▸ **Passage provided**
▼

I've spent some time recently digging into the wealth of content on the German Car Sharing Association (Bundesverband Car Sharing) web site. Willi Loose and staff are doing some great work for their members on research and policy issues.
On June 24 of this year they held a workshop in Gottingen Germany, "Current Results on the Relief Effect of CarSharing Offers" (I hope that title doesn't make carsharing sound like a stomach ache remedy in German.) I wish I understood German well enough to make it worth my while to be there. BCS provides a good summary (in German) of the conference, on which I've used the magic of Google Translate and further condensed below.
Carsharing: More Space to Live - How CarSharing Benefits Cities, Willi Loose, Bundesverband Car Sharing, 2015
They surveyed 3,500 customers of station-based carshares in 12 cities; concentrating on well-developed carshare systems in inner cities to show "best case" results. Carshare members reduced car ownership by 61.9% compared to 12 months before joining; and another 18% after joining. This is the first confirmation that for most people joining carsharing is the result of a decision-making process that takes place long before one actually signing up for membership. In the city areas included in the study, each carshare replaced 8 to 20 private vehicles, depending on the area. Not surprisingly the high rates were in the densest parts of the cities. (Dave comment: I hope that most carshares don't take this as permission to start promoting "up to 20 cars replaced" since most city government partners are bound to be disappointed that their local carshare hasn't solved their parking problem in a year or two. In North America I prefer to continue to quote Dr. Susan Shaheen's more conservative "9 to 13 cars replaced" numbers.)

▲

▸ **Requirement 1**
Answer from the carsharing post:
(a) On what date and in what city was the workshop held?
(b) How many customers were surveyed, and in how many cities?
(c) Whose figures does the writer prefer to quote in North America, and what are they?
▸ **Requirement 2**
Write the next part of the carsharing post, picking up after its final sentence.
The items that come after this point are separate material, unrelated to the carsharing post.

▸ **Source information**

▼

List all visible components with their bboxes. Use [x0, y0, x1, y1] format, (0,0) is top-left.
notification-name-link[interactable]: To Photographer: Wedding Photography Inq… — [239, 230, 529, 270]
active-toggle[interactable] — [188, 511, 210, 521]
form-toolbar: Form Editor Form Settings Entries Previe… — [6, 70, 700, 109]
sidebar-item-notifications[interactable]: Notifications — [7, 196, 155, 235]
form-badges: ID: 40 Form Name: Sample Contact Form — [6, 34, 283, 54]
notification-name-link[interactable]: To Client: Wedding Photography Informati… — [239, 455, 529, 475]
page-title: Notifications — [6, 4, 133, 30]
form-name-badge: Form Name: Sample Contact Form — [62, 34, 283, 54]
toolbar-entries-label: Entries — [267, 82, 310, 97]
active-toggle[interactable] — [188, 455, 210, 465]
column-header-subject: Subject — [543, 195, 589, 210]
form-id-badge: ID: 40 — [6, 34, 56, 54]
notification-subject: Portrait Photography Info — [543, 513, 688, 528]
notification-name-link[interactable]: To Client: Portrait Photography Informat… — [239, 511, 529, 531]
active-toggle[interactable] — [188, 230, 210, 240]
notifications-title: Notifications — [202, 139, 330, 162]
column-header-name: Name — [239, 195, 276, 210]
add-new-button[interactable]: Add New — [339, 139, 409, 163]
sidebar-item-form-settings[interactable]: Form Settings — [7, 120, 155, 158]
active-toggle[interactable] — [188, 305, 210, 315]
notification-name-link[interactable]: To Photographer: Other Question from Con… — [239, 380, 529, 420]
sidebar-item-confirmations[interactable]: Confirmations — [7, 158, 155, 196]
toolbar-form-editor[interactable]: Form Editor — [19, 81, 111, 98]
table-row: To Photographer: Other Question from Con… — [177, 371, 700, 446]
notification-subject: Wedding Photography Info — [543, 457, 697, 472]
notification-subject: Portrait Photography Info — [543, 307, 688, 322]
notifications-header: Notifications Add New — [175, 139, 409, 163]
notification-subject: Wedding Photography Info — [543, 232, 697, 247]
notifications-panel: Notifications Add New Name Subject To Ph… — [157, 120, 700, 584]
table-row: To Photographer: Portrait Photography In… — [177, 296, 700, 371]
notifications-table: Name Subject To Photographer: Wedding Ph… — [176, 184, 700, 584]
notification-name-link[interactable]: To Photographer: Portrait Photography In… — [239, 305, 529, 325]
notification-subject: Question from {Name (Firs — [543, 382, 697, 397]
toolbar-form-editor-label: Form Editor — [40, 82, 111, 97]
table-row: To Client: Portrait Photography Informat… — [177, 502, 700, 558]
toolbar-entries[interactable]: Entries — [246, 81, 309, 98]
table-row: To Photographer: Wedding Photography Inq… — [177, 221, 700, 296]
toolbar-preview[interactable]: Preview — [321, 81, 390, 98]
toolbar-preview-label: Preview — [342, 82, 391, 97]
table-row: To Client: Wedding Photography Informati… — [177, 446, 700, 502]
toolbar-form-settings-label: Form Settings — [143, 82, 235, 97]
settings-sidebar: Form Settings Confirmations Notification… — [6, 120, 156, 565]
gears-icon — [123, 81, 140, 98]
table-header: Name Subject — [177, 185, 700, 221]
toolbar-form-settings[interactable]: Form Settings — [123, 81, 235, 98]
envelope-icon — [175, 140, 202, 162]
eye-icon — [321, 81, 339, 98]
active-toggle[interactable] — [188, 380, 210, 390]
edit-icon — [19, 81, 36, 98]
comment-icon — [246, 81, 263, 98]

▲

▸ **Expected answer 1**
(a) June 24, in Gottingen, Germany.
(b) 3,500 customers in 12 cities.
(c) Dr. Susan Shaheen's figures of 9 to 13 cars replaced.

▸ **Expected answer 2**
|Bar 1 - Auto ownership 12 months before joining|
Bar 2 - Auto ownership at the time of joining
Bar 3 Auto ownership at the time of the survey
Bar 4 - Overall auto ownership by non- carsharing members
WiMobil: Claudia Nobis, Institute for Traffic Research, 2016
Studied DriveNow (one-way) and Flinkster (round trip) in Berlin and Munich. DriveNow customers younger age. Flinkster 72% car free, 15% attribute going car free to carsharing; DriveNow 43% car free, 45% claim carsharing cause. 45% Flinkster members are also DriveNow members. Many DriveNow members not aware of Flinkster option. DriveNow customers drive their own cars more frequently. Overall net benefit of one-way carsharing due to higher membership numbers.
My colleagues at team red Germany studied 4 carshare services in Munich, 2 free floating; 2 round trip for the City of Munich to help inform changes in parking regulations for carsharing. Each type of carshare appealed to customers with different preferences for mobility and automobiles. Free floating appeals to car owners since it provides the option to make a type of trip (one-way) they can't do in their own vehicle. Public transport users see the value of both types of carsharing. Although benefits of one-way are not as strong as for round trip systems, the overall benefit of one-way is greater since these systems attract far more members than round trip carshares. (Dave comment: Yay! I'm glad to finally see research that puts to rest my initial concerns about the reduced impact of one-way carsharing.)
Multimodal study about the effects of carsharing. Identified the following carsharing membership segments:
Pragmatic - 40%
Price sensitive - 40%
Environmentalists - 12%
Comfort Oriented - 11%
Multi-modal lifestyle - 10%
Mr. Follmer characterized these as "liberal intellectuals" and that they were 66% of all carshare members; but this group is only 10% of overall households, So he said, "Whether free-floating or station-based car sharing - you are all fishing in the same, rather small pond." To expand carsharing, he said, companies must seek new target groups.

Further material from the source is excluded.